> _Problem statement_
Return the records that follow unaltered. Omit every picture.

> _Record set_
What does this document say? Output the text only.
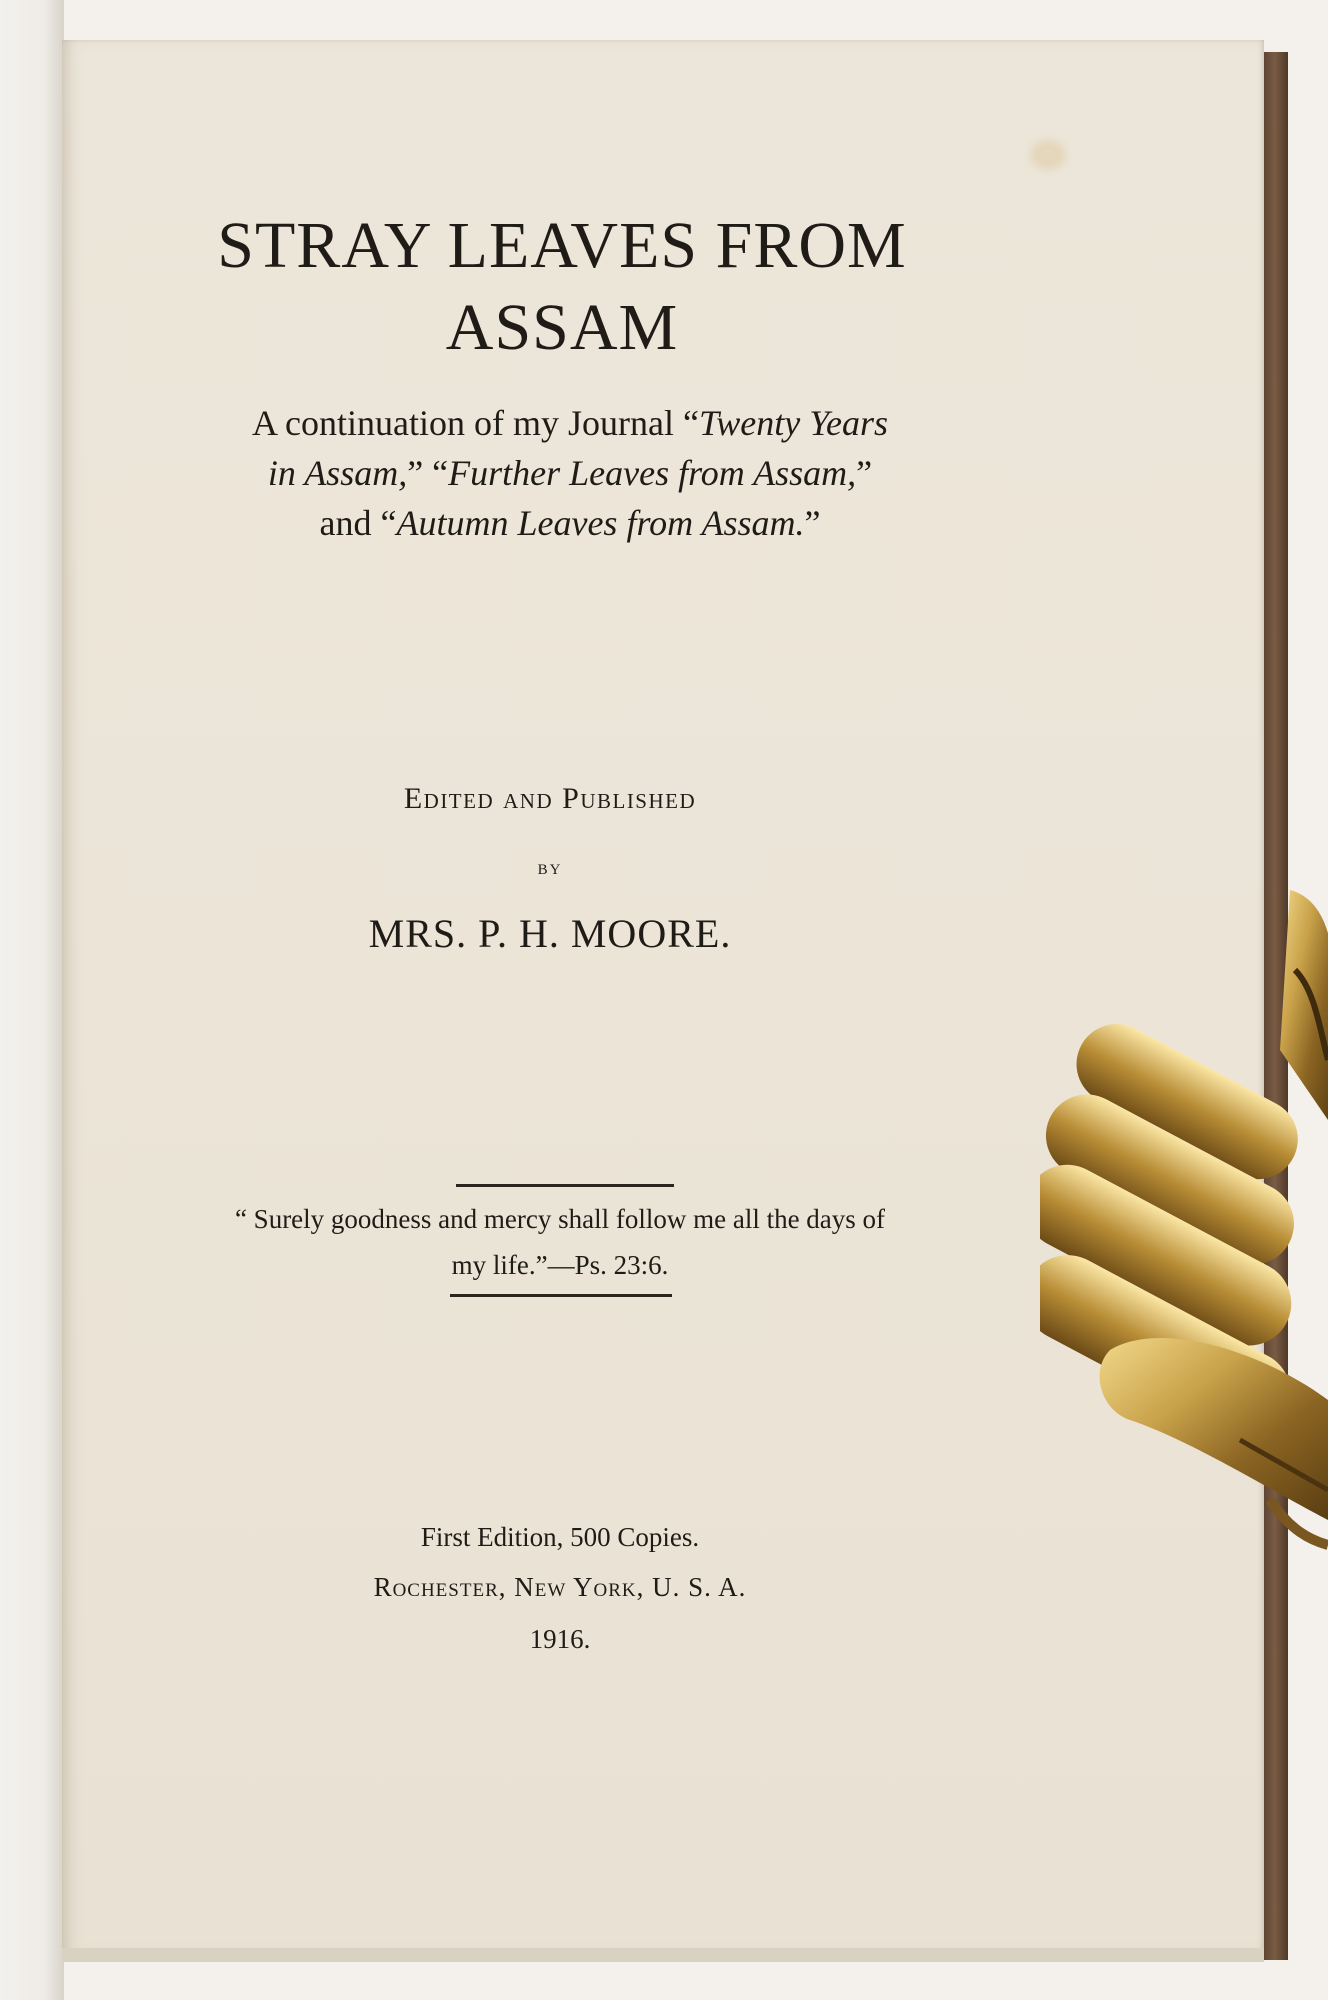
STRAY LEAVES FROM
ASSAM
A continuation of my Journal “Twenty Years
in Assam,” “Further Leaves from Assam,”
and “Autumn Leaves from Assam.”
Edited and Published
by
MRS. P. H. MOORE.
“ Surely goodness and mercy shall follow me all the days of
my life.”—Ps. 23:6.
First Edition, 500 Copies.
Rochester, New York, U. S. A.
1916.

> _Result of the exercise_
What does this document say? Output the text only.
STRAY LEAVES FROM
ASSAM
A continuation of my Journal “Twenty Years
in Assam,” “Further Leaves from Assam,”
and “Autumn Leaves from Assam.”
Edited and Published
by
MRS. P. H. MOORE.
“ Surely goodness and mercy shall follow me all the days of
my life.”—Ps. 23:6.
First Edition, 500 Copies.
Rochester, New York, U. S. A.
1916.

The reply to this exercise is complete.